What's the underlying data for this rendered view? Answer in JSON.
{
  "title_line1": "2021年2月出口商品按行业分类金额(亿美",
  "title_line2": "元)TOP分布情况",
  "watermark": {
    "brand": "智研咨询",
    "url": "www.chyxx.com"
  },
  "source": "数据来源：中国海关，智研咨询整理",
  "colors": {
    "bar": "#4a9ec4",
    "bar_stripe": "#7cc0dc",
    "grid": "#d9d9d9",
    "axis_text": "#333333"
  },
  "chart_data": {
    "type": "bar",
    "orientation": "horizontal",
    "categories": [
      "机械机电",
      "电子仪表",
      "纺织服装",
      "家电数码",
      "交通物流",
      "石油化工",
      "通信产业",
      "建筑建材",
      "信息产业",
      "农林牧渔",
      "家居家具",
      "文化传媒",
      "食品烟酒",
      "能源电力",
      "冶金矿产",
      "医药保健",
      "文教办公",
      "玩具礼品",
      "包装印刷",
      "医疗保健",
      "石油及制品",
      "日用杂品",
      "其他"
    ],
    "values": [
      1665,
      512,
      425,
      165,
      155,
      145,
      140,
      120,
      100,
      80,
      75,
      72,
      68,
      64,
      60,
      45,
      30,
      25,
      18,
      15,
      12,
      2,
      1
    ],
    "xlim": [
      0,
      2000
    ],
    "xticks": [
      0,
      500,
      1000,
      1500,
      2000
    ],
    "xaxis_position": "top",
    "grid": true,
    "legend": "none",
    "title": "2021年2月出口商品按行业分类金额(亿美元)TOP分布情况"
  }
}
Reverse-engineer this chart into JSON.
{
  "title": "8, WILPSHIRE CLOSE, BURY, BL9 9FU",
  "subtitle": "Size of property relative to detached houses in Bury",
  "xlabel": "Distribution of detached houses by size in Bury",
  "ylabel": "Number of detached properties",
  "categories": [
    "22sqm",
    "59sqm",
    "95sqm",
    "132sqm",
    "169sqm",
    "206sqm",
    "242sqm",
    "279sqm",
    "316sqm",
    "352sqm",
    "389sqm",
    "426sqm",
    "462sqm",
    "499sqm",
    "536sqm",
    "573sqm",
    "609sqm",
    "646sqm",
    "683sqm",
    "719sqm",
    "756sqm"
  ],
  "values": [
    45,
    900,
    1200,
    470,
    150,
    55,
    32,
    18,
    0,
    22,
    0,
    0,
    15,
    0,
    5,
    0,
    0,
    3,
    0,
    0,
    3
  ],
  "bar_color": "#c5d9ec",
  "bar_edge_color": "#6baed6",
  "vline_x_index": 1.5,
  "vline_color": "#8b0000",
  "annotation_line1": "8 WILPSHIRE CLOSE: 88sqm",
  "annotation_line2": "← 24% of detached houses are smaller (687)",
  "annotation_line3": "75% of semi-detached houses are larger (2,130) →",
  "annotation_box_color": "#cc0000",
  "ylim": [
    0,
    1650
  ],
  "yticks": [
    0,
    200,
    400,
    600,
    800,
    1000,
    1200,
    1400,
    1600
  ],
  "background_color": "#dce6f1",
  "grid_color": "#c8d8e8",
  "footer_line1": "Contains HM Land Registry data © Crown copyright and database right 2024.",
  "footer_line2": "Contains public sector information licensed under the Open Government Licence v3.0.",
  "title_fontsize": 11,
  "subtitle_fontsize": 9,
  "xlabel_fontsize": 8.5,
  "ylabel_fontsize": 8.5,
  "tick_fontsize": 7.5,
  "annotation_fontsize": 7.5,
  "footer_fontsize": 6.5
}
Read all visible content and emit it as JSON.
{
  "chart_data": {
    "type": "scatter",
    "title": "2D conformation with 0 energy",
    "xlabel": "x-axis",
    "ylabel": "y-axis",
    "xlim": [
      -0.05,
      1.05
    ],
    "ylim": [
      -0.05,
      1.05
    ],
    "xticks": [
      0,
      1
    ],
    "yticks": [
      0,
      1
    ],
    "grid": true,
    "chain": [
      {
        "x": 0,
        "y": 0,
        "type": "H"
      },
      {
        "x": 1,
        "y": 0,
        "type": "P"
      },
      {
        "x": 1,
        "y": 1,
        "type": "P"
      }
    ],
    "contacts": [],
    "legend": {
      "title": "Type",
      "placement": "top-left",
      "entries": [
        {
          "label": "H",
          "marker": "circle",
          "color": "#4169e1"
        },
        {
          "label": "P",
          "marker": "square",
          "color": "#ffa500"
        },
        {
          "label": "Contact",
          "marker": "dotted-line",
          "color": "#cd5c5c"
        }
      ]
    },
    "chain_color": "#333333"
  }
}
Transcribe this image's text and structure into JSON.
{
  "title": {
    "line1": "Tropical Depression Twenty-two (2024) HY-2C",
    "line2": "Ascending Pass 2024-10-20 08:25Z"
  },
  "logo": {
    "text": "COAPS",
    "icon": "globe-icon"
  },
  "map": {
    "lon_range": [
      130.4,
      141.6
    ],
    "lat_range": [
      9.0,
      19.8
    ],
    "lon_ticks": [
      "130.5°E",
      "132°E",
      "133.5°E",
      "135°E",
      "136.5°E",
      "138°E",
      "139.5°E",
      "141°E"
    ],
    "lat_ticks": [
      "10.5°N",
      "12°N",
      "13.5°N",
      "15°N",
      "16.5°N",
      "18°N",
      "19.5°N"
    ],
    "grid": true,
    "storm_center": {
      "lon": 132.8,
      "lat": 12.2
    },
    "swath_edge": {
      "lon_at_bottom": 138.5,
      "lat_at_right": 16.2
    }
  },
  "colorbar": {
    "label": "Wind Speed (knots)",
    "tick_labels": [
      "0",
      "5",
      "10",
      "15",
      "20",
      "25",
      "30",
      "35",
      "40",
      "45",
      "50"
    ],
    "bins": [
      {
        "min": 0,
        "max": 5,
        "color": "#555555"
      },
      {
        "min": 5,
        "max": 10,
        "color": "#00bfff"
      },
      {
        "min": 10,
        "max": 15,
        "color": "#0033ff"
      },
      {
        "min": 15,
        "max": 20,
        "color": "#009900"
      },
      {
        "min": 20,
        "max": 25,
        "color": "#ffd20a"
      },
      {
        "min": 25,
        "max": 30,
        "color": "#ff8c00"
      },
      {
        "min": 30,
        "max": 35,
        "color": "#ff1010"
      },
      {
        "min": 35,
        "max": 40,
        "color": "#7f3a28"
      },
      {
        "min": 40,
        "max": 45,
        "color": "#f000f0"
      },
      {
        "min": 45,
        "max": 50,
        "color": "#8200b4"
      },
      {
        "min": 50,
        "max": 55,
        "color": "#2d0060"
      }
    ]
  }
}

_GOAL_
Type the material above out again, exactly.

_EXERCISE RESPONSE_
What's the underlying data for this rendered view? Answer in JSON.
{
  "title_line1": "2021年2月出口商品按行业分类金额(亿美",
  "title_line2": "元)TOP分布情况",
  "watermark": {
    "brand": "智研咨询",
    "url": "www.chyxx.com"
  },
  "source": "数据来源：中国海关，智研咨询整理",
  "colors": {
    "bar": "#4a9ec4",
    "bar_stripe": "#7cc0dc",
    "grid": "#d9d9d9",
    "axis_text": "#333333"
  },
  "chart_data": {
    "type": "bar",
    "orientation": "horizontal",
    "categories": [
      "机械机电",
      "电子仪表",
      "纺织服装",
      "家电数码",
      "交通物流",
      "石油化工",
      "通信产业",
      "建筑建材",
      "信息产业",
      "农林牧渔",
      "家居家具",
      "文化传媒",
      "食品烟酒",
      "能源电力",
      "冶金矿产",
      "医药保健",
      "文教办公",
      "玩具礼品",
      "包装印刷",
      "医疗保健",
      "石油及制品",
      "日用杂品",
      "其他"
    ],
    "values": [
      1665,
      512,
      425,
      165,
      155,
      145,
      140,
      120,
      100,
      80,
      75,
      72,
      68,
      64,
      60,
      45,
      30,
      25,
      18,
      15,
      12,
      2,
      1
    ],
    "xlim": [
      0,
      2000
    ],
    "xticks": [
      0,
      500,
      1000,
      1500,
      2000
    ],
    "xaxis_position": "top",
    "grid": true,
    "legend": "none",
    "title": "2021年2月出口商品按行业分类金额(亿美元)TOP分布情况"
  }
}
Reverse-engineer this chart into JSON.
{
  "title": "8, WILPSHIRE CLOSE, BURY, BL9 9FU",
  "subtitle": "Size of property relative to detached houses in Bury",
  "xlabel": "Distribution of detached houses by size in Bury",
  "ylabel": "Number of detached properties",
  "categories": [
    "22sqm",
    "59sqm",
    "95sqm",
    "132sqm",
    "169sqm",
    "206sqm",
    "242sqm",
    "279sqm",
    "316sqm",
    "352sqm",
    "389sqm",
    "426sqm",
    "462sqm",
    "499sqm",
    "536sqm",
    "573sqm",
    "609sqm",
    "646sqm",
    "683sqm",
    "719sqm",
    "756sqm"
  ],
  "values": [
    45,
    900,
    1200,
    470,
    150,
    55,
    32,
    18,
    0,
    22,
    0,
    0,
    15,
    0,
    5,
    0,
    0,
    3,
    0,
    0,
    3
  ],
  "bar_color": "#c5d9ec",
  "bar_edge_color": "#6baed6",
  "vline_x_index": 1.5,
  "vline_color": "#8b0000",
  "annotation_line1": "8 WILPSHIRE CLOSE: 88sqm",
  "annotation_line2": "← 24% of detached houses are smaller (687)",
  "annotation_line3": "75% of semi-detached houses are larger (2,130) →",
  "annotation_box_color": "#cc0000",
  "ylim": [
    0,
    1650
  ],
  "yticks": [
    0,
    200,
    400,
    600,
    800,
    1000,
    1200,
    1400,
    1600
  ],
  "background_color": "#dce6f1",
  "grid_color": "#c8d8e8",
  "footer_line1": "Contains HM Land Registry data © Crown copyright and database right 2024.",
  "footer_line2": "Contains public sector information licensed under the Open Government Licence v3.0.",
  "title_fontsize": 11,
  "subtitle_fontsize": 9,
  "xlabel_fontsize": 8.5,
  "ylabel_fontsize": 8.5,
  "tick_fontsize": 7.5,
  "annotation_fontsize": 7.5,
  "footer_fontsize": 6.5
}
Read all visible content and emit it as JSON.
{
  "chart_data": {
    "type": "scatter",
    "title": "2D conformation with 0 energy",
    "xlabel": "x-axis",
    "ylabel": "y-axis",
    "xlim": [
      -0.05,
      1.05
    ],
    "ylim": [
      -0.05,
      1.05
    ],
    "xticks": [
      0,
      1
    ],
    "yticks": [
      0,
      1
    ],
    "grid": true,
    "chain": [
      {
        "x": 0,
        "y": 0,
        "type": "H"
      },
      {
        "x": 1,
        "y": 0,
        "type": "P"
      },
      {
        "x": 1,
        "y": 1,
        "type": "P"
      }
    ],
    "contacts": [],
    "legend": {
      "title": "Type",
      "placement": "top-left",
      "entries": [
        {
          "label": "H",
          "marker": "circle",
          "color": "#4169e1"
        },
        {
          "label": "P",
          "marker": "square",
          "color": "#ffa500"
        },
        {
          "label": "Contact",
          "marker": "dotted-line",
          "color": "#cd5c5c"
        }
      ]
    },
    "chain_color": "#333333"
  }
}
Transcribe this image's text and structure into JSON.
{
  "title": {
    "line1": "Tropical Depression Twenty-two (2024) HY-2C",
    "line2": "Ascending Pass 2024-10-20 08:25Z"
  },
  "logo": {
    "text": "COAPS",
    "icon": "globe-icon"
  },
  "map": {
    "lon_range": [
      130.4,
      141.6
    ],
    "lat_range": [
      9.0,
      19.8
    ],
    "lon_ticks": [
      "130.5°E",
      "132°E",
      "133.5°E",
      "135°E",
      "136.5°E",
      "138°E",
      "139.5°E",
      "141°E"
    ],
    "lat_ticks": [
      "10.5°N",
      "12°N",
      "13.5°N",
      "15°N",
      "16.5°N",
      "18°N",
      "19.5°N"
    ],
    "grid": true,
    "storm_center": {
      "lon": 132.8,
      "lat": 12.2
    },
    "swath_edge": {
      "lon_at_bottom": 138.5,
      "lat_at_right": 16.2
    }
  },
  "colorbar": {
    "label": "Wind Speed (knots)",
    "tick_labels": [
      "0",
      "5",
      "10",
      "15",
      "20",
      "25",
      "30",
      "35",
      "40",
      "45",
      "50"
    ],
    "bins": [
      {
        "min": 0,
        "max": 5,
        "color": "#555555"
      },
      {
        "min": 5,
        "max": 10,
        "color": "#00bfff"
      },
      {
        "min": 10,
        "max": 15,
        "color": "#0033ff"
      },
      {
        "min": 15,
        "max": 20,
        "color": "#009900"
      },
      {
        "min": 20,
        "max": 25,
        "color": "#ffd20a"
      },
      {
        "min": 25,
        "max": 30,
        "color": "#ff8c00"
      },
      {
        "min": 30,
        "max": 35,
        "color": "#ff1010"
      },
      {
        "min": 35,
        "max": 40,
        "color": "#7f3a28"
      },
      {
        "min": 40,
        "max": 45,
        "color": "#f000f0"
      },
      {
        "min": 45,
        "max": 50,
        "color": "#8200b4"
      },
      {
        "min": 50,
        "max": 55,
        "color": "#2d0060"
      }
    ]
  }
}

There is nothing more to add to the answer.